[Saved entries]
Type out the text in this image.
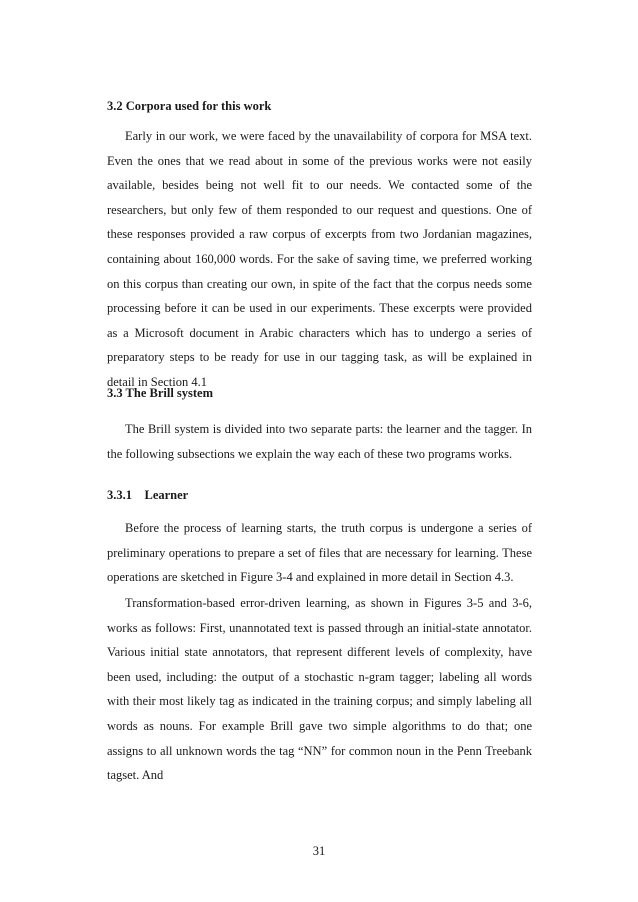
3.2 Corpora used for this work

Early in our work, we were faced by the unavailability of corpora for MSA text. Even the ones that we read about in some of the previous works were not easily available, besides being not well fit to our needs. We contacted some of the researchers, but only few of them responded to our request and questions. One of these responses provided a raw corpus of excerpts from two Jordanian magazines, containing about 160,000 words. For the sake of saving time, we preferred working on this corpus than creating our own, in spite of the fact that the corpus needs some processing before it can be used in our experiments. These excerpts were provided as a Microsoft document in Arabic characters which has to undergo a series of preparatory steps to be ready for use in our tagging task, as will be explained in detail in Section 4.1

3.3 The Brill system

The Brill system is divided into two separate parts: the learner and the tagger. In the following subsections we explain the way each of these two programs works.

3.3.1    Learner

Before the process of learning starts, the truth corpus is undergone a series of preliminary operations to prepare a set of files that are necessary for learning. These operations are sketched in Figure 3-4 and explained in more detail in Section 4.3.

Transformation-based error-driven learning, as shown in Figures 3-5 and 3-6, works as follows: First, unannotated text is passed through an initial-state annotator. Various initial state annotators, that represent different levels of complexity, have been used, including: the output of a stochastic n-gram tagger; labeling all words with their most likely tag as indicated in the training corpus; and simply labeling all words as nouns. For example Brill gave two simple algorithms to do that; one assigns to all unknown words the tag “NN” for common noun in the Penn Treebank tagset. And

31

▶ _STATED PROBLEM_: Go through the records above, find every line with the word "system", and list those lines.

▶ _WRITTEN SOLUTION_:
3.3 The Brill system
The Brill system is divided into two separate parts: the learner and the tagger. In the following subsections we explain the way each of these two programs works.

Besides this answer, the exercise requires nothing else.